Stored records
[Begin]

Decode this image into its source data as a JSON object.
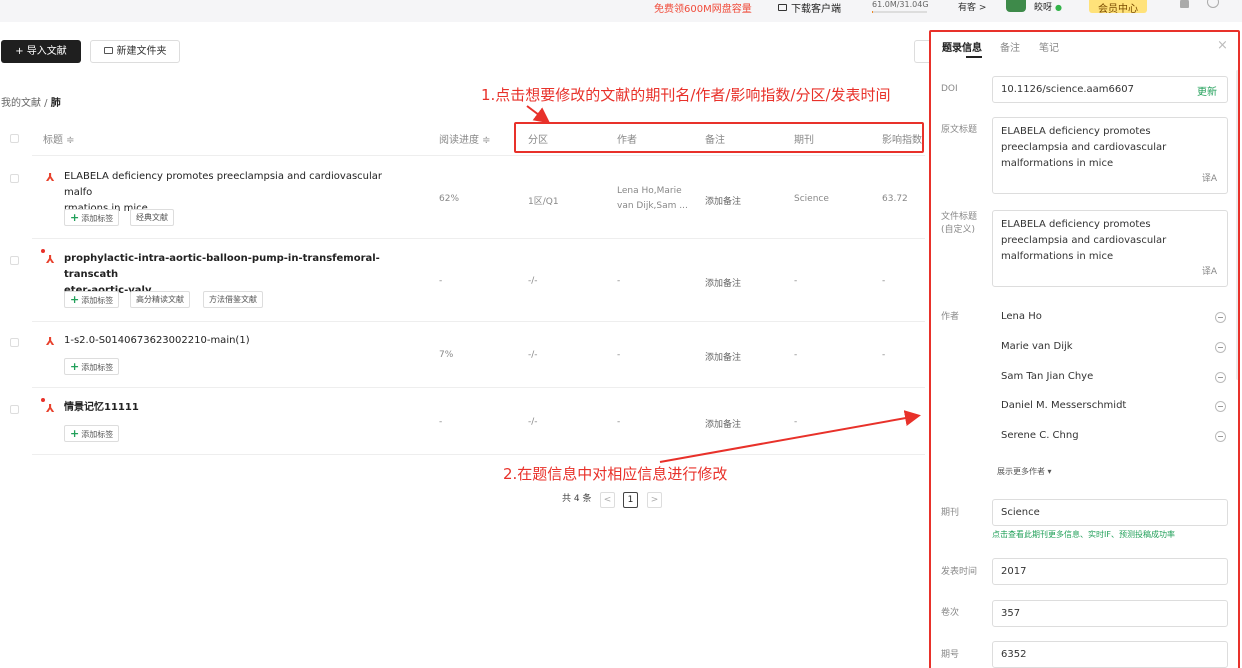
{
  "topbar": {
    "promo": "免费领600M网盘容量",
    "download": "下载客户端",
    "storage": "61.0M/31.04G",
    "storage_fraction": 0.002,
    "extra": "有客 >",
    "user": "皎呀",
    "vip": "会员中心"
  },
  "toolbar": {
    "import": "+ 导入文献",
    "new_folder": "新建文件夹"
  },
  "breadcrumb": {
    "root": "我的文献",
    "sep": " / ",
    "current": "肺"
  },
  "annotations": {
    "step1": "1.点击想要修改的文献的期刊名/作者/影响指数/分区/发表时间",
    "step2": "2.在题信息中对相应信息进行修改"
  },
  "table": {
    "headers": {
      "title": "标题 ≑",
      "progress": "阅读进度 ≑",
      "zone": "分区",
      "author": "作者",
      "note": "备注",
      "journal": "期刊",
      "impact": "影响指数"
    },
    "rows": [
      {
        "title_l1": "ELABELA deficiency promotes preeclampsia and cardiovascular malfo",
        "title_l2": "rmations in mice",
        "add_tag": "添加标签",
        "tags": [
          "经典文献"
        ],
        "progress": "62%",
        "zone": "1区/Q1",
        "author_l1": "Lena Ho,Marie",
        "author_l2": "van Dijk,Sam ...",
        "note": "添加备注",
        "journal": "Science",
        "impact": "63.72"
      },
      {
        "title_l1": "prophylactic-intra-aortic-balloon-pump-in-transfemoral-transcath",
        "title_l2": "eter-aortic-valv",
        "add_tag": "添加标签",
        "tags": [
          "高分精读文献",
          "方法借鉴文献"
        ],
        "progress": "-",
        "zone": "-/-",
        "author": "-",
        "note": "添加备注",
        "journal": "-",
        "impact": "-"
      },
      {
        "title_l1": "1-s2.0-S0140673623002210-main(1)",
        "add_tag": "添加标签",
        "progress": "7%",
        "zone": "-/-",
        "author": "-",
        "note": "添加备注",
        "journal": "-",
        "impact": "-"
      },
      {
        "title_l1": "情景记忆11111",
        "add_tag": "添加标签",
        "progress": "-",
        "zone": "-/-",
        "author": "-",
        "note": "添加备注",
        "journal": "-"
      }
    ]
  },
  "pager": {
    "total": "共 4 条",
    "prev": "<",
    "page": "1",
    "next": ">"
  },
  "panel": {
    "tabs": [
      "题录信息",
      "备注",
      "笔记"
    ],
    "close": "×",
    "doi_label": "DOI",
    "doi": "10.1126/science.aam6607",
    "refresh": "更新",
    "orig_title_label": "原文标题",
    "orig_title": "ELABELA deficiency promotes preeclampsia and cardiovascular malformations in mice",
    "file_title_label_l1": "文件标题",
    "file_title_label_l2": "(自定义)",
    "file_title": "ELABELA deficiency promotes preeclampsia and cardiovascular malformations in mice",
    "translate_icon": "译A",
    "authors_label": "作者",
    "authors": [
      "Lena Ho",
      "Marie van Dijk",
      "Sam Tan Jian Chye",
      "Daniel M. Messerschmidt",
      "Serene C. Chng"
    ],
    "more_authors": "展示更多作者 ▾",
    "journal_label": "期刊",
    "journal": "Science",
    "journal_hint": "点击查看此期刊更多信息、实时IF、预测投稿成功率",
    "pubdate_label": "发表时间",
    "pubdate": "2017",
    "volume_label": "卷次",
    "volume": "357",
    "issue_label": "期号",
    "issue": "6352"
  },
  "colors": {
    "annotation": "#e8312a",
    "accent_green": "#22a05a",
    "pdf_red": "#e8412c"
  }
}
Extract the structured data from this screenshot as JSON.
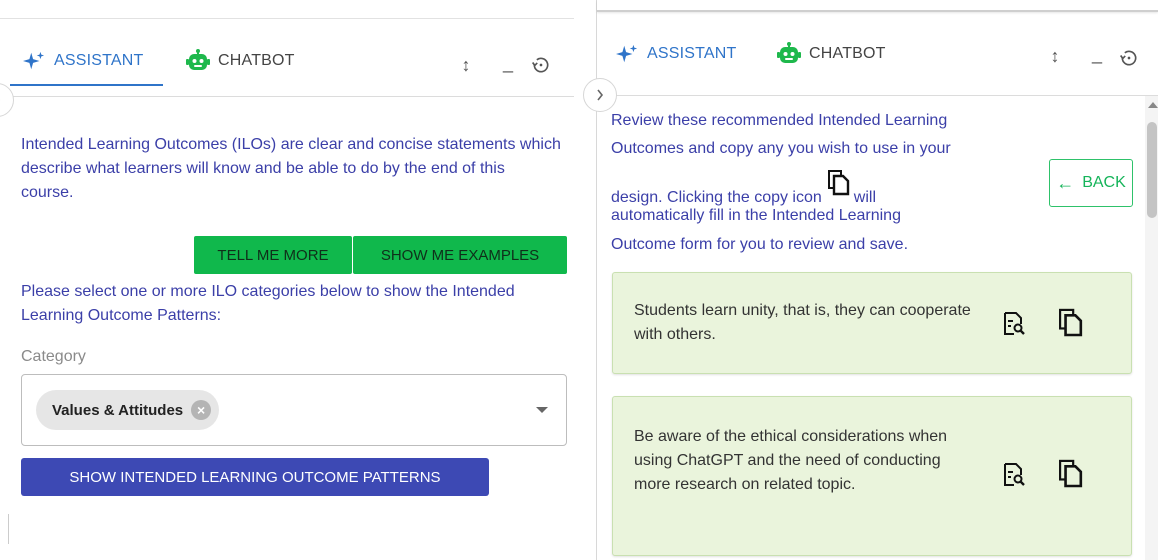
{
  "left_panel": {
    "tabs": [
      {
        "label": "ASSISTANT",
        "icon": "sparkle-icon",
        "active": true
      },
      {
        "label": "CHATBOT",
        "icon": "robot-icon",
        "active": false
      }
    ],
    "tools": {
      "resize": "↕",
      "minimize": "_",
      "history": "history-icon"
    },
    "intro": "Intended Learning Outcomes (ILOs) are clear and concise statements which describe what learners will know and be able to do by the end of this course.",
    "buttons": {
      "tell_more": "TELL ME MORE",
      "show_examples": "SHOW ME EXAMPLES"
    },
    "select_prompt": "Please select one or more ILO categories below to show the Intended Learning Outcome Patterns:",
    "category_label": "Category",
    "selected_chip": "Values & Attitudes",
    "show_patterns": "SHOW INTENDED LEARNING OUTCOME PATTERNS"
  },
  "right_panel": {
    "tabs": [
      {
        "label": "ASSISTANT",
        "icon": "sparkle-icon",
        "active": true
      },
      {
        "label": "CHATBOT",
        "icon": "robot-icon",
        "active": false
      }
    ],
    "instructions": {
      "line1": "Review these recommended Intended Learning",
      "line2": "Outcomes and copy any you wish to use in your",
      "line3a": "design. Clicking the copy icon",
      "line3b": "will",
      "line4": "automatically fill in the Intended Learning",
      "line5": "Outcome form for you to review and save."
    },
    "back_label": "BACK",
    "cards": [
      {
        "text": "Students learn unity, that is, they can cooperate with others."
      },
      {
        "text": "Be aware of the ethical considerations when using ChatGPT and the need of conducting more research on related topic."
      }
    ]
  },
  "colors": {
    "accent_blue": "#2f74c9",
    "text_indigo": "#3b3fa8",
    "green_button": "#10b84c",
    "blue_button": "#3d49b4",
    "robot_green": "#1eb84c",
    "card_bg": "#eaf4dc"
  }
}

[End]

§ **Set exercise**
Copy the listing word for word, excluding its pictures.

§ **Solved exercise**
Decode this image into its source data as a JSON object.
{
  "topbar": {
    "promo": "免费领600M网盘容量",
    "download": "下载客户端",
    "storage": "61.0M/31.04G",
    "storage_fraction": 0.002,
    "extra": "有客 >",
    "user": "皎呀",
    "vip": "会员中心"
  },
  "toolbar": {
    "import": "+ 导入文献",
    "new_folder": "新建文件夹"
  },
  "breadcrumb": {
    "root": "我的文献",
    "sep": " / ",
    "current": "肺"
  },
  "annotations": {
    "step1": "1.点击想要修改的文献的期刊名/作者/影响指数/分区/发表时间",
    "step2": "2.在题信息中对相应信息进行修改"
  },
  "table": {
    "headers": {
      "title": "标题 ≑",
      "progress": "阅读进度 ≑",
      "zone": "分区",
      "author": "作者",
      "note": "备注",
      "journal": "期刊",
      "impact": "影响指数"
    },
    "rows": [
      {
        "title_l1": "ELABELA deficiency promotes preeclampsia and cardiovascular malfo",
        "title_l2": "rmations in mice",
        "add_tag": "添加标签",
        "tags": [
          "经典文献"
        ],
        "progress": "62%",
        "zone": "1区/Q1",
        "author_l1": "Lena Ho,Marie",
        "author_l2": "van Dijk,Sam ...",
        "note": "添加备注",
        "journal": "Science",
        "impact": "63.72"
      },
      {
        "title_l1": "prophylactic-intra-aortic-balloon-pump-in-transfemoral-transcath",
        "title_l2": "eter-aortic-valv",
        "add_tag": "添加标签",
        "tags": [
          "高分精读文献",
          "方法借鉴文献"
        ],
        "progress": "-",
        "zone": "-/-",
        "author": "-",
        "note": "添加备注",
        "journal": "-",
        "impact": "-"
      },
      {
        "title_l1": "1-s2.0-S0140673623002210-main(1)",
        "add_tag": "添加标签",
        "progress": "7%",
        "zone": "-/-",
        "author": "-",
        "note": "添加备注",
        "journal": "-",
        "impact": "-"
      },
      {
        "title_l1": "情景记忆11111",
        "add_tag": "添加标签",
        "progress": "-",
        "zone": "-/-",
        "author": "-",
        "note": "添加备注",
        "journal": "-"
      }
    ]
  },
  "pager": {
    "total": "共 4 条",
    "prev": "<",
    "page": "1",
    "next": ">"
  },
  "panel": {
    "tabs": [
      "题录信息",
      "备注",
      "笔记"
    ],
    "close": "×",
    "doi_label": "DOI",
    "doi": "10.1126/science.aam6607",
    "refresh": "更新",
    "orig_title_label": "原文标题",
    "orig_title": "ELABELA deficiency promotes preeclampsia and cardiovascular malformations in mice",
    "file_title_label_l1": "文件标题",
    "file_title_label_l2": "(自定义)",
    "file_title": "ELABELA deficiency promotes preeclampsia and cardiovascular malformations in mice",
    "translate_icon": "译A",
    "authors_label": "作者",
    "authors": [
      "Lena Ho",
      "Marie van Dijk",
      "Sam Tan Jian Chye",
      "Daniel M. Messerschmidt",
      "Serene C. Chng"
    ],
    "more_authors": "展示更多作者 ▾",
    "journal_label": "期刊",
    "journal": "Science",
    "journal_hint": "点击查看此期刊更多信息、实时IF、预测投稿成功率",
    "pubdate_label": "发表时间",
    "pubdate": "2017",
    "volume_label": "卷次",
    "volume": "357",
    "issue_label": "期号",
    "issue": "6352"
  },
  "colors": {
    "annotation": "#e8312a",
    "accent_green": "#22a05a",
    "pdf_red": "#e8412c"
  }
}
Extract the structured data from this screenshot as JSON.
{
  "left_panel": {
    "tabs": [
      {
        "label": "ASSISTANT",
        "icon": "sparkle-icon",
        "active": true
      },
      {
        "label": "CHATBOT",
        "icon": "robot-icon",
        "active": false
      }
    ],
    "tools": {
      "resize": "↕",
      "minimize": "_",
      "history": "history-icon"
    },
    "intro": "Intended Learning Outcomes (ILOs) are clear and concise statements which describe what learners will know and be able to do by the end of this course.",
    "buttons": {
      "tell_more": "TELL ME MORE",
      "show_examples": "SHOW ME EXAMPLES"
    },
    "select_prompt": "Please select one or more ILO categories below to show the Intended Learning Outcome Patterns:",
    "category_label": "Category",
    "selected_chip": "Values & Attitudes",
    "show_patterns": "SHOW INTENDED LEARNING OUTCOME PATTERNS"
  },
  "right_panel": {
    "tabs": [
      {
        "label": "ASSISTANT",
        "icon": "sparkle-icon",
        "active": true
      },
      {
        "label": "CHATBOT",
        "icon": "robot-icon",
        "active": false
      }
    ],
    "instructions": {
      "line1": "Review these recommended Intended Learning",
      "line2": "Outcomes and copy any you wish to use in your",
      "line3a": "design. Clicking the copy icon",
      "line3b": "will",
      "line4": "automatically fill in the Intended Learning",
      "line5": "Outcome form for you to review and save."
    },
    "back_label": "BACK",
    "cards": [
      {
        "text": "Students learn unity, that is, they can cooperate with others."
      },
      {
        "text": "Be aware of the ethical considerations when using ChatGPT and the need of conducting more research on related topic."
      }
    ]
  },
  "colors": {
    "accent_blue": "#2f74c9",
    "text_indigo": "#3b3fa8",
    "green_button": "#10b84c",
    "blue_button": "#3d49b4",
    "robot_green": "#1eb84c",
    "card_bg": "#eaf4dc"
  }
}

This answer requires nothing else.